>> BEGIN EXERCISE INPUT
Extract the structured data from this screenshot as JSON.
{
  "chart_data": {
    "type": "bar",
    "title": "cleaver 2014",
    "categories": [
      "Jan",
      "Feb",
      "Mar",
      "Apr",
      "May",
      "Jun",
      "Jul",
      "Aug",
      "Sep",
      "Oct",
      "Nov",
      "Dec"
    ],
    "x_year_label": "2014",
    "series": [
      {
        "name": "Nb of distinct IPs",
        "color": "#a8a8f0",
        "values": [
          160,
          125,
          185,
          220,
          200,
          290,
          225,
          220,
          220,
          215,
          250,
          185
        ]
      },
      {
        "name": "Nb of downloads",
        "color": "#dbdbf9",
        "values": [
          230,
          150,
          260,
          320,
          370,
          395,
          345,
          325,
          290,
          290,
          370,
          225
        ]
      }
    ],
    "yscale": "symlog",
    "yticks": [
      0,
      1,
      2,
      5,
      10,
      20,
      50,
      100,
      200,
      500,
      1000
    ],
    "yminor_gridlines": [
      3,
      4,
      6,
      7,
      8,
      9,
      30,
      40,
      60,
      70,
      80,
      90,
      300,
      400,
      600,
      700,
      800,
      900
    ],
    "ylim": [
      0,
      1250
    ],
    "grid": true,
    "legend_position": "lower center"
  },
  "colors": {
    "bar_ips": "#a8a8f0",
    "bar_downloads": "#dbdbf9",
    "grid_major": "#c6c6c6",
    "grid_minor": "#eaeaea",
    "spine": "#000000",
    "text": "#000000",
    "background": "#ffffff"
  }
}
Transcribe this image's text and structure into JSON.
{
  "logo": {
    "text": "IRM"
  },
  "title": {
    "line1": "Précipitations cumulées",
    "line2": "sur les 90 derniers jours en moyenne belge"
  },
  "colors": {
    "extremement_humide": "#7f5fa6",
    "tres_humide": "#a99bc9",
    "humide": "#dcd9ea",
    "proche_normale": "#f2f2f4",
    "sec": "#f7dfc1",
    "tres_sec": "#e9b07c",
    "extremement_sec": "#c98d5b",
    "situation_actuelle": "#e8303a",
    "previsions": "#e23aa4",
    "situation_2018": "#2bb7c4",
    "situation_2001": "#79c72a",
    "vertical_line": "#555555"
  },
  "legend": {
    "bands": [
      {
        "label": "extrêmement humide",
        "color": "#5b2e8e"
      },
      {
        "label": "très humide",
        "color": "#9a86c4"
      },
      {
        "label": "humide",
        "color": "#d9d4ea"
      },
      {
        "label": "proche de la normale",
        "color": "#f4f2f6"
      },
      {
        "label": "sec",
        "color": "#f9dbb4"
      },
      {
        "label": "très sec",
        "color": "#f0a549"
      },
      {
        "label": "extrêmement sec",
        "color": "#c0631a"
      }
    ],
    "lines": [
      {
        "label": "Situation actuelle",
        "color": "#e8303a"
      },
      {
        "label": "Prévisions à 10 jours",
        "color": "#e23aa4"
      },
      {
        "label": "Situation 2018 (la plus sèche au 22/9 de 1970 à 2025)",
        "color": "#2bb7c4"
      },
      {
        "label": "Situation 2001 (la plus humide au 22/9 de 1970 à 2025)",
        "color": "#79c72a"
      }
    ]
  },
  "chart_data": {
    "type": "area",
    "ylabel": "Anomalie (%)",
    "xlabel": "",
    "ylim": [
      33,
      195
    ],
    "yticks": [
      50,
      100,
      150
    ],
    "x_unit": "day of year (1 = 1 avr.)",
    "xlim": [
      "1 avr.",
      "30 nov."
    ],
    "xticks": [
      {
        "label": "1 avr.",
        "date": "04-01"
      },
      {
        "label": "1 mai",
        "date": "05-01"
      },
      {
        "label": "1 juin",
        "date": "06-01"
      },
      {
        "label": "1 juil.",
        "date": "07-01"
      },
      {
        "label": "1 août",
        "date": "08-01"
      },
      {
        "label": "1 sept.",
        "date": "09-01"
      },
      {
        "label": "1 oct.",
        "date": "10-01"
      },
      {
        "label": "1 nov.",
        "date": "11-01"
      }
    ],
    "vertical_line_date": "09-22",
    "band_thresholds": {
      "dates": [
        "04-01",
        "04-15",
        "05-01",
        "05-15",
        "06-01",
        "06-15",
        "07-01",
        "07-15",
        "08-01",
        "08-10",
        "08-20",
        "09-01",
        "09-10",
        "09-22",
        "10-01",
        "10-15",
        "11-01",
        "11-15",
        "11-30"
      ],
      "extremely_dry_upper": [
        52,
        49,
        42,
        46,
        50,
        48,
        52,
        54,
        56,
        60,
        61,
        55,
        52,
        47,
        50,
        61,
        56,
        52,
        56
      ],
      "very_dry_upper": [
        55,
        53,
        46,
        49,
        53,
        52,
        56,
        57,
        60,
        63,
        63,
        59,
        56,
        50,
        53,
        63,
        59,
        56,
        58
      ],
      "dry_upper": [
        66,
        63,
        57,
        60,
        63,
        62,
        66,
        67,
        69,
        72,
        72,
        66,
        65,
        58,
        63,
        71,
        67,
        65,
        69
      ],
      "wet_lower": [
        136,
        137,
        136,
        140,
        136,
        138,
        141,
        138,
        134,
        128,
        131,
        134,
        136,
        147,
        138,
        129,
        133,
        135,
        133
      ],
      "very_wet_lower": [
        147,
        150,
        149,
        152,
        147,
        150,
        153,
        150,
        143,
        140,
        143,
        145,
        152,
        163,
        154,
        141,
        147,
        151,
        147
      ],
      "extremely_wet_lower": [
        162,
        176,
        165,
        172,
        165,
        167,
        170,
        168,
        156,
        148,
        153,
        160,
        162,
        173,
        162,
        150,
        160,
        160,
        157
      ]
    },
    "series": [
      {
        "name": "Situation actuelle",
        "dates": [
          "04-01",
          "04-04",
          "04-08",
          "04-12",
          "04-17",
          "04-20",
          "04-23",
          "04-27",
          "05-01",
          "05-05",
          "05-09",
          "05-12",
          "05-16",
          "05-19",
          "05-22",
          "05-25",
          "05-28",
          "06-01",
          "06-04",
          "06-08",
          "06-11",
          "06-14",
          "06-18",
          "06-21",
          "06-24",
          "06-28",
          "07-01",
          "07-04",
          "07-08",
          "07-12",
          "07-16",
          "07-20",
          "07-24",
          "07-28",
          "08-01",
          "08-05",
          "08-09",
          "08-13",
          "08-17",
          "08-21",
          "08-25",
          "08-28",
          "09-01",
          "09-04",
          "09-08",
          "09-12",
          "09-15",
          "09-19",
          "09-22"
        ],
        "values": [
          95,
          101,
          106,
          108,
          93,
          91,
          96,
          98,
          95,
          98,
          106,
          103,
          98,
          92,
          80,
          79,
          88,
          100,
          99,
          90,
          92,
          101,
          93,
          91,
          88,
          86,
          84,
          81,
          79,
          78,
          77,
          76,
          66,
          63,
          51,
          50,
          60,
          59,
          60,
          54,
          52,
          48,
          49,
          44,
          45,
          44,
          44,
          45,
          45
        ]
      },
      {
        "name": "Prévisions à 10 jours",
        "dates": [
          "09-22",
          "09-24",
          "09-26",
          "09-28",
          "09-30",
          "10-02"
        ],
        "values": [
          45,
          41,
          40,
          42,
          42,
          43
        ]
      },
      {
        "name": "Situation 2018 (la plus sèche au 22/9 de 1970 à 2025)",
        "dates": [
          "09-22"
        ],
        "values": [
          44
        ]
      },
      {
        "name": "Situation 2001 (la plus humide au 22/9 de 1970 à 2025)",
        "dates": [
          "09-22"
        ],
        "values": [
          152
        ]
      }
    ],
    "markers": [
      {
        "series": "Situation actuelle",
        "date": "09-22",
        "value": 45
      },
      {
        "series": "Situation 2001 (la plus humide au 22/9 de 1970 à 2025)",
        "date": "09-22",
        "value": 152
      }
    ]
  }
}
>> END EXERCISE INPUT
**CHALLENGE**
Retype the material in full, character for character.

**FINAL ANSWER**
Extract the structured data from this screenshot as JSON.
{
  "chart_data": {
    "type": "bar",
    "title": "cleaver 2014",
    "categories": [
      "Jan",
      "Feb",
      "Mar",
      "Apr",
      "May",
      "Jun",
      "Jul",
      "Aug",
      "Sep",
      "Oct",
      "Nov",
      "Dec"
    ],
    "x_year_label": "2014",
    "series": [
      {
        "name": "Nb of distinct IPs",
        "color": "#a8a8f0",
        "values": [
          160,
          125,
          185,
          220,
          200,
          290,
          225,
          220,
          220,
          215,
          250,
          185
        ]
      },
      {
        "name": "Nb of downloads",
        "color": "#dbdbf9",
        "values": [
          230,
          150,
          260,
          320,
          370,
          395,
          345,
          325,
          290,
          290,
          370,
          225
        ]
      }
    ],
    "yscale": "symlog",
    "yticks": [
      0,
      1,
      2,
      5,
      10,
      20,
      50,
      100,
      200,
      500,
      1000
    ],
    "yminor_gridlines": [
      3,
      4,
      6,
      7,
      8,
      9,
      30,
      40,
      60,
      70,
      80,
      90,
      300,
      400,
      600,
      700,
      800,
      900
    ],
    "ylim": [
      0,
      1250
    ],
    "grid": true,
    "legend_position": "lower center"
  },
  "colors": {
    "bar_ips": "#a8a8f0",
    "bar_downloads": "#dbdbf9",
    "grid_major": "#c6c6c6",
    "grid_minor": "#eaeaea",
    "spine": "#000000",
    "text": "#000000",
    "background": "#ffffff"
  }
}
Transcribe this image's text and structure into JSON.
{
  "logo": {
    "text": "IRM"
  },
  "title": {
    "line1": "Précipitations cumulées",
    "line2": "sur les 90 derniers jours en moyenne belge"
  },
  "colors": {
    "extremement_humide": "#7f5fa6",
    "tres_humide": "#a99bc9",
    "humide": "#dcd9ea",
    "proche_normale": "#f2f2f4",
    "sec": "#f7dfc1",
    "tres_sec": "#e9b07c",
    "extremement_sec": "#c98d5b",
    "situation_actuelle": "#e8303a",
    "previsions": "#e23aa4",
    "situation_2018": "#2bb7c4",
    "situation_2001": "#79c72a",
    "vertical_line": "#555555"
  },
  "legend": {
    "bands": [
      {
        "label": "extrêmement humide",
        "color": "#5b2e8e"
      },
      {
        "label": "très humide",
        "color": "#9a86c4"
      },
      {
        "label": "humide",
        "color": "#d9d4ea"
      },
      {
        "label": "proche de la normale",
        "color": "#f4f2f6"
      },
      {
        "label": "sec",
        "color": "#f9dbb4"
      },
      {
        "label": "très sec",
        "color": "#f0a549"
      },
      {
        "label": "extrêmement sec",
        "color": "#c0631a"
      }
    ],
    "lines": [
      {
        "label": "Situation actuelle",
        "color": "#e8303a"
      },
      {
        "label": "Prévisions à 10 jours",
        "color": "#e23aa4"
      },
      {
        "label": "Situation 2018 (la plus sèche au 22/9 de 1970 à 2025)",
        "color": "#2bb7c4"
      },
      {
        "label": "Situation 2001 (la plus humide au 22/9 de 1970 à 2025)",
        "color": "#79c72a"
      }
    ]
  },
  "chart_data": {
    "type": "area",
    "ylabel": "Anomalie (%)",
    "xlabel": "",
    "ylim": [
      33,
      195
    ],
    "yticks": [
      50,
      100,
      150
    ],
    "x_unit": "day of year (1 = 1 avr.)",
    "xlim": [
      "1 avr.",
      "30 nov."
    ],
    "xticks": [
      {
        "label": "1 avr.",
        "date": "04-01"
      },
      {
        "label": "1 mai",
        "date": "05-01"
      },
      {
        "label": "1 juin",
        "date": "06-01"
      },
      {
        "label": "1 juil.",
        "date": "07-01"
      },
      {
        "label": "1 août",
        "date": "08-01"
      },
      {
        "label": "1 sept.",
        "date": "09-01"
      },
      {
        "label": "1 oct.",
        "date": "10-01"
      },
      {
        "label": "1 nov.",
        "date": "11-01"
      }
    ],
    "vertical_line_date": "09-22",
    "band_thresholds": {
      "dates": [
        "04-01",
        "04-15",
        "05-01",
        "05-15",
        "06-01",
        "06-15",
        "07-01",
        "07-15",
        "08-01",
        "08-10",
        "08-20",
        "09-01",
        "09-10",
        "09-22",
        "10-01",
        "10-15",
        "11-01",
        "11-15",
        "11-30"
      ],
      "extremely_dry_upper": [
        52,
        49,
        42,
        46,
        50,
        48,
        52,
        54,
        56,
        60,
        61,
        55,
        52,
        47,
        50,
        61,
        56,
        52,
        56
      ],
      "very_dry_upper": [
        55,
        53,
        46,
        49,
        53,
        52,
        56,
        57,
        60,
        63,
        63,
        59,
        56,
        50,
        53,
        63,
        59,
        56,
        58
      ],
      "dry_upper": [
        66,
        63,
        57,
        60,
        63,
        62,
        66,
        67,
        69,
        72,
        72,
        66,
        65,
        58,
        63,
        71,
        67,
        65,
        69
      ],
      "wet_lower": [
        136,
        137,
        136,
        140,
        136,
        138,
        141,
        138,
        134,
        128,
        131,
        134,
        136,
        147,
        138,
        129,
        133,
        135,
        133
      ],
      "very_wet_lower": [
        147,
        150,
        149,
        152,
        147,
        150,
        153,
        150,
        143,
        140,
        143,
        145,
        152,
        163,
        154,
        141,
        147,
        151,
        147
      ],
      "extremely_wet_lower": [
        162,
        176,
        165,
        172,
        165,
        167,
        170,
        168,
        156,
        148,
        153,
        160,
        162,
        173,
        162,
        150,
        160,
        160,
        157
      ]
    },
    "series": [
      {
        "name": "Situation actuelle",
        "dates": [
          "04-01",
          "04-04",
          "04-08",
          "04-12",
          "04-17",
          "04-20",
          "04-23",
          "04-27",
          "05-01",
          "05-05",
          "05-09",
          "05-12",
          "05-16",
          "05-19",
          "05-22",
          "05-25",
          "05-28",
          "06-01",
          "06-04",
          "06-08",
          "06-11",
          "06-14",
          "06-18",
          "06-21",
          "06-24",
          "06-28",
          "07-01",
          "07-04",
          "07-08",
          "07-12",
          "07-16",
          "07-20",
          "07-24",
          "07-28",
          "08-01",
          "08-05",
          "08-09",
          "08-13",
          "08-17",
          "08-21",
          "08-25",
          "08-28",
          "09-01",
          "09-04",
          "09-08",
          "09-12",
          "09-15",
          "09-19",
          "09-22"
        ],
        "values": [
          95,
          101,
          106,
          108,
          93,
          91,
          96,
          98,
          95,
          98,
          106,
          103,
          98,
          92,
          80,
          79,
          88,
          100,
          99,
          90,
          92,
          101,
          93,
          91,
          88,
          86,
          84,
          81,
          79,
          78,
          77,
          76,
          66,
          63,
          51,
          50,
          60,
          59,
          60,
          54,
          52,
          48,
          49,
          44,
          45,
          44,
          44,
          45,
          45
        ]
      },
      {
        "name": "Prévisions à 10 jours",
        "dates": [
          "09-22",
          "09-24",
          "09-26",
          "09-28",
          "09-30",
          "10-02"
        ],
        "values": [
          45,
          41,
          40,
          42,
          42,
          43
        ]
      },
      {
        "name": "Situation 2018 (la plus sèche au 22/9 de 1970 à 2025)",
        "dates": [
          "09-22"
        ],
        "values": [
          44
        ]
      },
      {
        "name": "Situation 2001 (la plus humide au 22/9 de 1970 à 2025)",
        "dates": [
          "09-22"
        ],
        "values": [
          152
        ]
      }
    ],
    "markers": [
      {
        "series": "Situation actuelle",
        "date": "09-22",
        "value": 45
      },
      {
        "series": "Situation 2001 (la plus humide au 22/9 de 1970 à 2025)",
        "date": "09-22",
        "value": 152
      }
    ]
  }
}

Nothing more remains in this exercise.